What to do>
Lines containing the string "ROAD" are to be collected in full.

Excerpted data>
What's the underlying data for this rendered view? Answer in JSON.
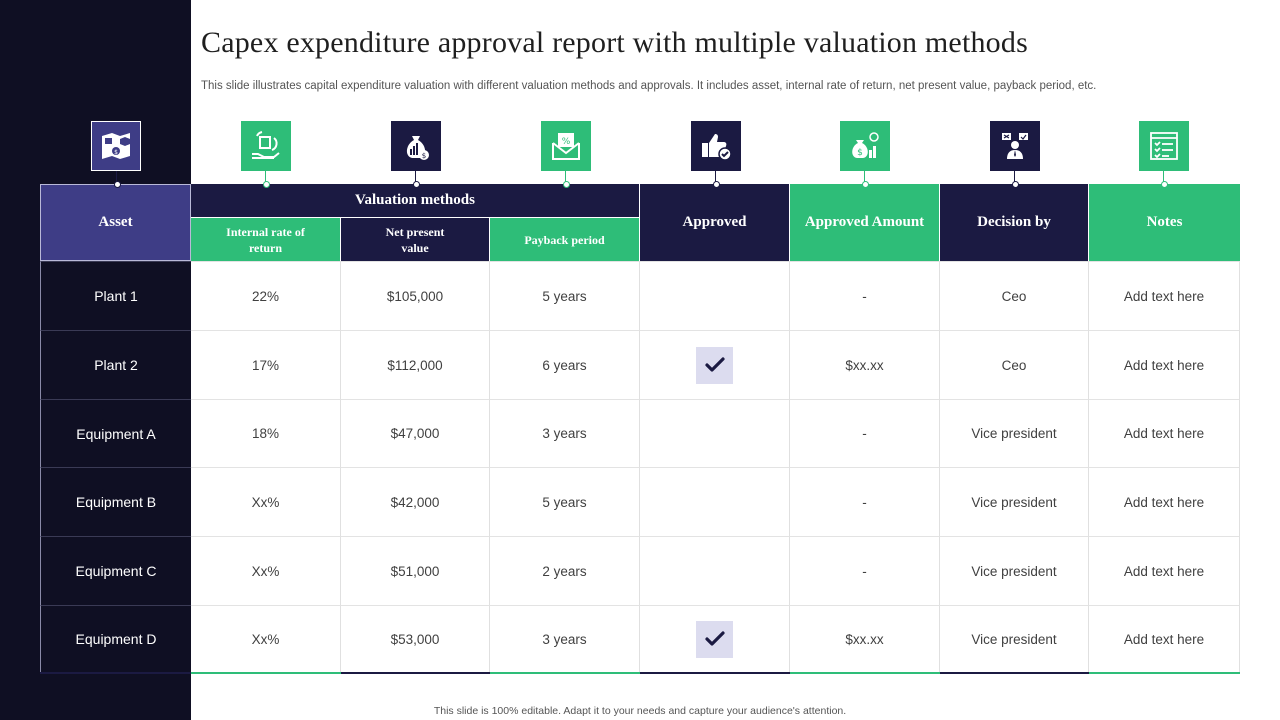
{
  "title": "Capex expenditure approval report with multiple valuation methods",
  "subtitle": "This slide illustrates capital expenditure valuation with different valuation methods and approvals. It includes asset, internal rate of return, net present value, payback period, etc.",
  "footer": "This slide is 100% editable.  Adapt it to your needs and capture your audience's attention.",
  "colors": {
    "dark": "#1b1a42",
    "green": "#2ebd78",
    "purple": "#3e3d86",
    "sidebar": "#0f0f23"
  },
  "icons": [
    "asset-map-icon",
    "hand-document-icon",
    "money-bag-icon",
    "percent-envelope-icon",
    "thumbs-up-check-icon",
    "money-bag-growth-icon",
    "decision-person-icon",
    "notes-checklist-icon"
  ],
  "table": {
    "headers": {
      "asset": "Asset",
      "valuation_methods": "Valuation methods",
      "irr": "Internal rate of return",
      "npv": "Net present value",
      "payback": "Payback period",
      "approved": "Approved",
      "approved_amount": "Approved Amount",
      "decision_by": "Decision by",
      "notes": "Notes"
    },
    "rows": [
      {
        "asset": "Plant 1",
        "irr": "22%",
        "npv": "$105,000",
        "payback": "5 years",
        "approved": false,
        "amount": "-",
        "decision": "Ceo",
        "notes": "Add text here"
      },
      {
        "asset": "Plant 2",
        "irr": "17%",
        "npv": "$112,000",
        "payback": "6 years",
        "approved": true,
        "amount": "$xx.xx",
        "decision": "Ceo",
        "notes": "Add text here"
      },
      {
        "asset": "Equipment A",
        "irr": "18%",
        "npv": "$47,000",
        "payback": "3 years",
        "approved": false,
        "amount": "-",
        "decision": "Vice president",
        "notes": "Add text here"
      },
      {
        "asset": "Equipment B",
        "irr": "Xx%",
        "npv": "$42,000",
        "payback": "5 years",
        "approved": false,
        "amount": "-",
        "decision": "Vice president",
        "notes": "Add text here"
      },
      {
        "asset": "Equipment C",
        "irr": "Xx%",
        "npv": "$51,000",
        "payback": "2 years",
        "approved": false,
        "amount": "-",
        "decision": "Vice president",
        "notes": "Add text here"
      },
      {
        "asset": "Equipment D",
        "irr": "Xx%",
        "npv": "$53,000",
        "payback": "3 years",
        "approved": true,
        "amount": "$xx.xx",
        "decision": "Vice president",
        "notes": "Add text here"
      }
    ]
  }
}
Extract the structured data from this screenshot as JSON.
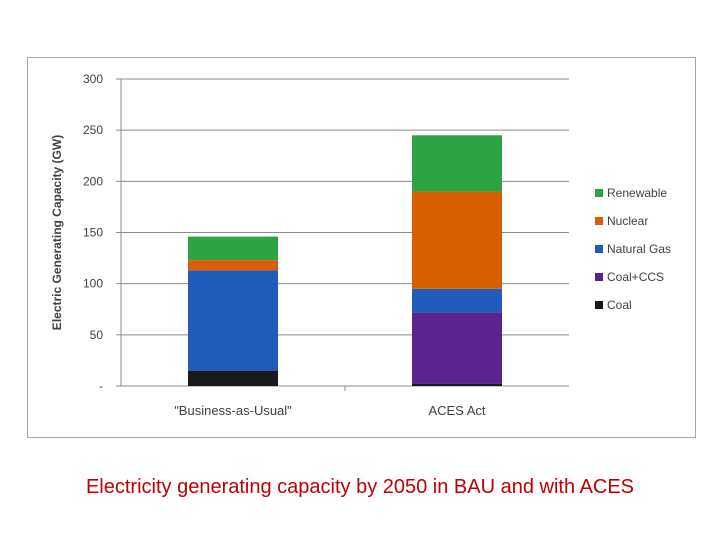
{
  "caption": "Electricity generating capacity by 2050 in BAU and with ACES",
  "chart_data": {
    "type": "bar",
    "stacked": true,
    "title": "",
    "xlabel": "",
    "ylabel": "Electric Generating Capacity (GW)",
    "ylim": [
      0,
      300
    ],
    "yticks": [
      0,
      50,
      100,
      150,
      200,
      250,
      300
    ],
    "ytick_labels": [
      "-",
      "50",
      "100",
      "150",
      "200",
      "250",
      "300"
    ],
    "categories": [
      "\"Business-as-Usual\"",
      "ACES Act"
    ],
    "grid": true,
    "legend_position": "right",
    "series": [
      {
        "name": "Coal",
        "color": "#1a1a1a",
        "values": [
          15,
          2
        ]
      },
      {
        "name": "Coal+CCS",
        "color": "#5b2390",
        "values": [
          0,
          70
        ]
      },
      {
        "name": "Natural Gas",
        "color": "#1f5cbc",
        "values": [
          98,
          23
        ]
      },
      {
        "name": "Nuclear",
        "color": "#d95f02",
        "values": [
          10,
          95
        ]
      },
      {
        "name": "Renewable",
        "color": "#2da443",
        "values": [
          23,
          55
        ]
      }
    ]
  }
}
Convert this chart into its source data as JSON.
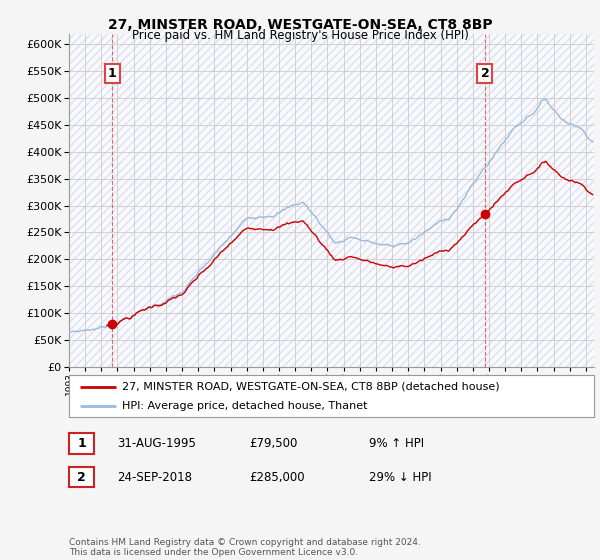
{
  "title": "27, MINSTER ROAD, WESTGATE-ON-SEA, CT8 8BP",
  "subtitle": "Price paid vs. HM Land Registry's House Price Index (HPI)",
  "legend_line1": "27, MINSTER ROAD, WESTGATE-ON-SEA, CT8 8BP (detached house)",
  "legend_line2": "HPI: Average price, detached house, Thanet",
  "transaction1_label": "1",
  "transaction1_date": "31-AUG-1995",
  "transaction1_price": "£79,500",
  "transaction1_hpi": "9% ↑ HPI",
  "transaction2_label": "2",
  "transaction2_date": "24-SEP-2018",
  "transaction2_price": "£285,000",
  "transaction2_hpi": "29% ↓ HPI",
  "footer": "Contains HM Land Registry data © Crown copyright and database right 2024.\nThis data is licensed under the Open Government Licence v3.0.",
  "property_color": "#cc0000",
  "hpi_color": "#99bbdd",
  "vline_color": "#dd4444",
  "ylim_min": 0,
  "ylim_max": 620000,
  "yticks": [
    0,
    50000,
    100000,
    150000,
    200000,
    250000,
    300000,
    350000,
    400000,
    450000,
    500000,
    550000,
    600000
  ],
  "background_color": "#f5f5f5",
  "plot_background": "#f8f8ff",
  "grid_color": "#cccccc",
  "hatch_color": "#e0e0e8"
}
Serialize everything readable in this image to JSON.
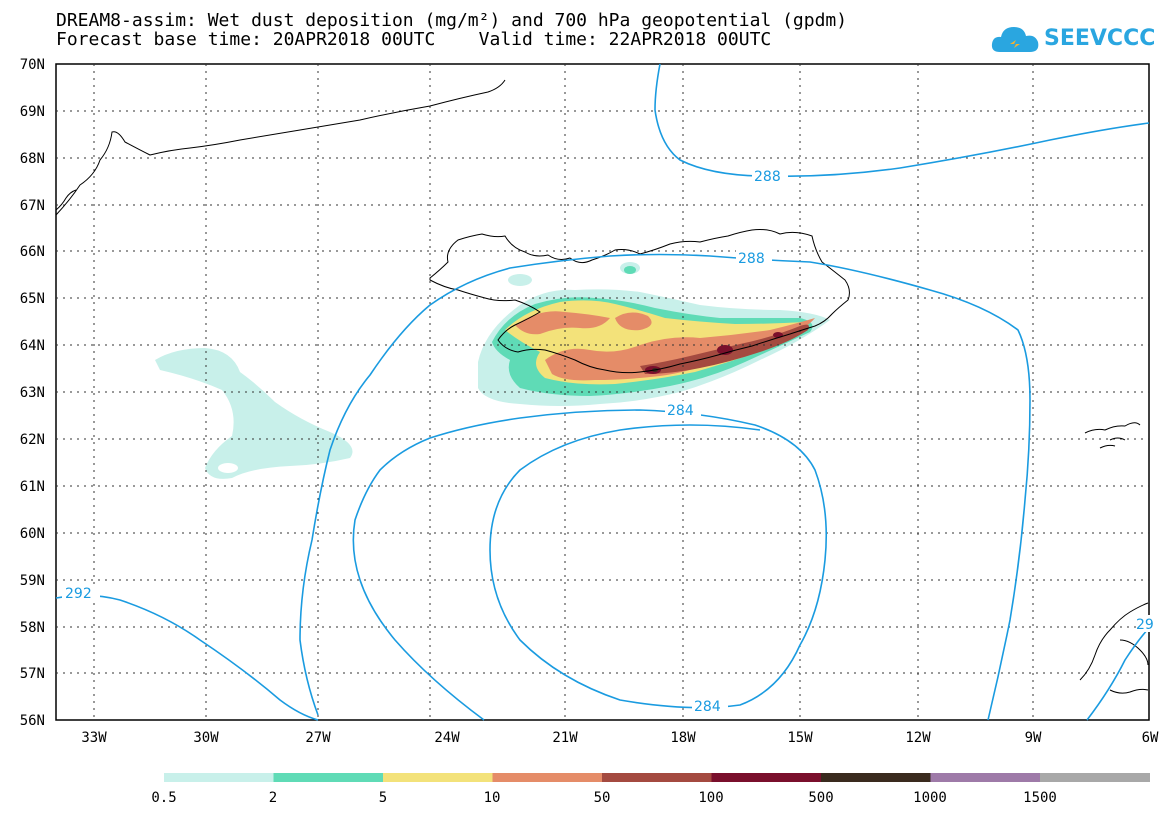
{
  "title_line1": "DREAM8-assim: Wet dust deposition (mg/m²) and 700 hPa geopotential (gpdm)",
  "title_line2": "Forecast base time: 20APR2018 00UTC    Valid time: 22APR2018 00UTC",
  "logo_text": "SEEVCCC",
  "map": {
    "lon_labels": [
      "33W",
      "30W",
      "27W",
      "24W",
      "21W",
      "18W",
      "15W",
      "12W",
      "9W",
      "6W"
    ],
    "lat_labels": [
      "70N",
      "69N",
      "68N",
      "67N",
      "66N",
      "65N",
      "64N",
      "63N",
      "62N",
      "61N",
      "60N",
      "59N",
      "58N",
      "57N",
      "56N"
    ],
    "contour_labels": [
      "288",
      "288",
      "284",
      "284",
      "292",
      "29"
    ],
    "contour_color": "#1a9be0"
  },
  "legend": {
    "labels": [
      "0.5",
      "2",
      "5",
      "10",
      "50",
      "100",
      "500",
      "1000",
      "1500"
    ],
    "colors": [
      "#c8f0ea",
      "#5fdbb6",
      "#f3e27a",
      "#e58c68",
      "#a44a40",
      "#7a0f2c",
      "#3a2a1e",
      "#9e7aa8",
      "#a8a8a8"
    ]
  }
}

Solved exercise>
  "title": "27, MINSTER ROAD, WESTGATE-ON-SEA, CT8 8BP",
  "legend_line1": "27, MINSTER ROAD, WESTGATE-ON-SEA, CT8 8BP (detached house)",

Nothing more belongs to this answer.